### THE REQUEST
Copy out each line of the data holding "sivistyslautakunta".

### RECORDS FOR THE TASK
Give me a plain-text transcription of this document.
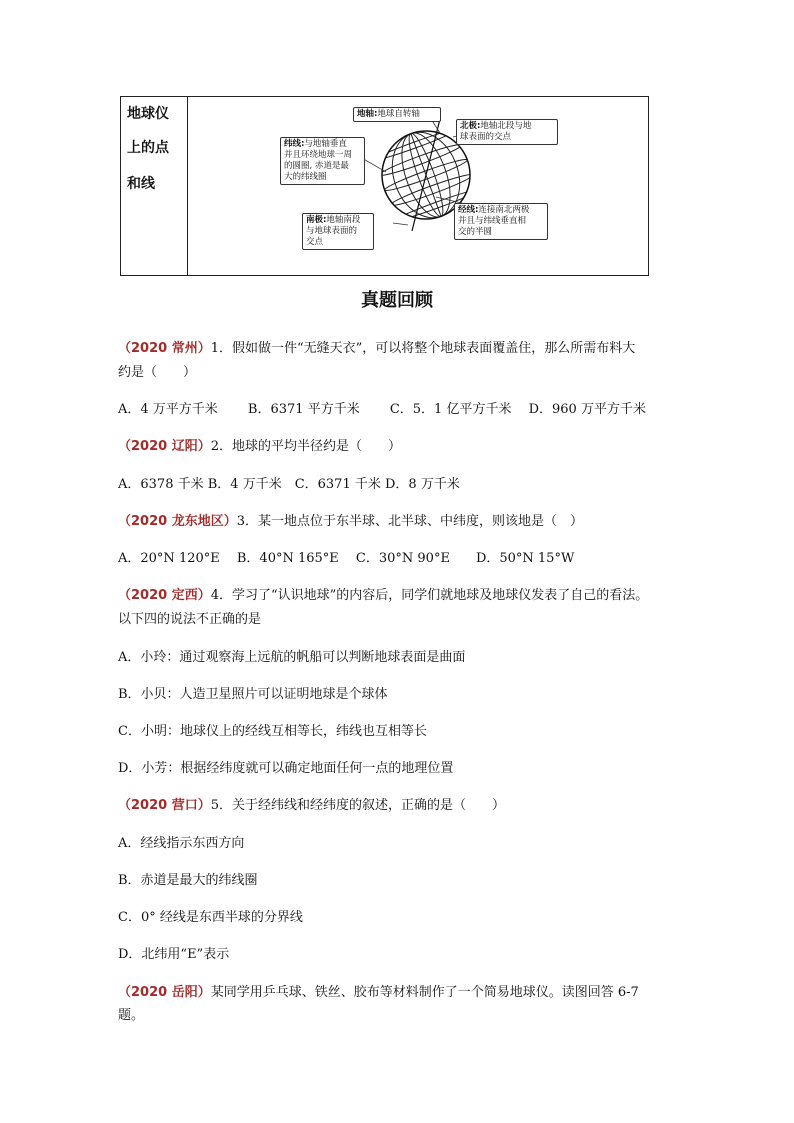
地球仪
上的点
和线
地轴:地球自转轴
北极:地轴北段与地
球表面的交点
纬线:与地轴垂直
并且环绕地球一周
的圆圈, 赤道是最
大的纬线圈
南极:地轴南段
与地球表面的
交点
经线:连接南北两极
并且与纬线垂直相
交的半圆
真题回顾
（2020 常州）1．假如做一件“无缝天衣”，可以将整个地球表面覆盖住，那么所需布料大
约是（　　）
A．4 万平方千米　　 B．6371 平方千米　　 C．5．1 亿平方千米　 D．960 万平方千米
（2020 辽阳）2．地球的平均半径约是（　　）
A．6378 千米 B．4 万千米　C．6371 千米 D．8 万千米
（2020 龙东地区）3．某一地点位于东半球、北半球、中纬度，则该地是（　）
A．20°N 120°E　 B．40°N 165°E　 C．30°N 90°E　　D．50°N 15°W
（2020 定西）4．学习了“认识地球”的内容后，同学们就地球及地球仪发表了自己的看法。
以下四的说法不正确的是
A．小玲：通过观察海上远航的帆船可以判断地球表面是曲面
B．小贝：人造卫星照片可以证明地球是个球体
C．小明：地球仪上的经线互相等长，纬线也互相等长
D．小芳：根据经纬度就可以确定地面任何一点的地理位置
（2020 营口）5．关于经纬线和经纬度的叙述，正确的是（　　）
A．经线指示东西方向
B．赤道是最大的纬线圈
C．0° 经线是东西半球的分界线
D．北纬用“E”表示
（2020 岳阳）某同学用乒乓球、铁丝、胶布等材料制作了一个简易地球仪。读图回答 6-7
题。
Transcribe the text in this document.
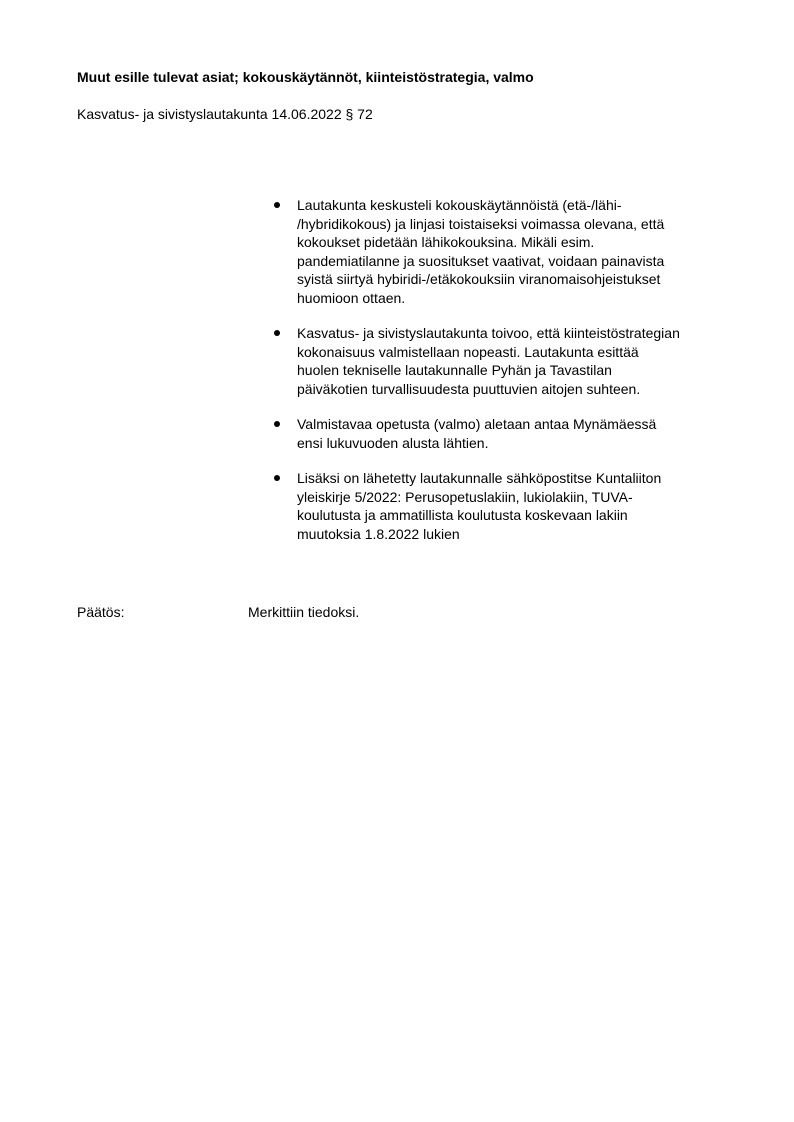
Muut esille tulevat asiat; kokouskäytännöt, kiinteistöstrategia, valmo
Kasvatus- ja sivistyslautakunta 14.06.2022 § 72
Lautakunta keskusteli kokouskäytännöistä (etä-/lähi-
/hybridikokous) ja linjasi toistaiseksi voimassa olevana, että
kokoukset pidetään lähikokouksina. Mikäli esim.
pandemiatilanne ja suositukset vaativat, voidaan painavista
syistä siirtyä hybiridi-/etäkokouksiin viranomaisohjeistukset
huomioon ottaen.
Kasvatus- ja sivistyslautakunta toivoo, että kiinteistöstrategian
kokonaisuus valmistellaan nopeasti. Lautakunta esittää
huolen tekniselle lautakunnalle Pyhän ja Tavastilan
päiväkotien turvallisuudesta puuttuvien aitojen suhteen.
Valmistavaa opetusta (valmo) aletaan antaa Mynämäessä
ensi lukuvuoden alusta lähtien.
Lisäksi on lähetetty lautakunnalle sähköpostitse Kuntaliiton
yleiskirje 5/2022: Perusopetuslakiin, lukiolakiin, TUVA-
koulutusta ja ammatillista koulutusta koskevaan lakiin
muutoksia 1.8.2022 lukien
Päätös:	Merkittiin tiedoksi.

### ANSWER
Kasvatus- ja sivistyslautakunta 14.06.2022 § 72
Kasvatus- ja sivistyslautakunta toivoo, että kiinteistöstrategian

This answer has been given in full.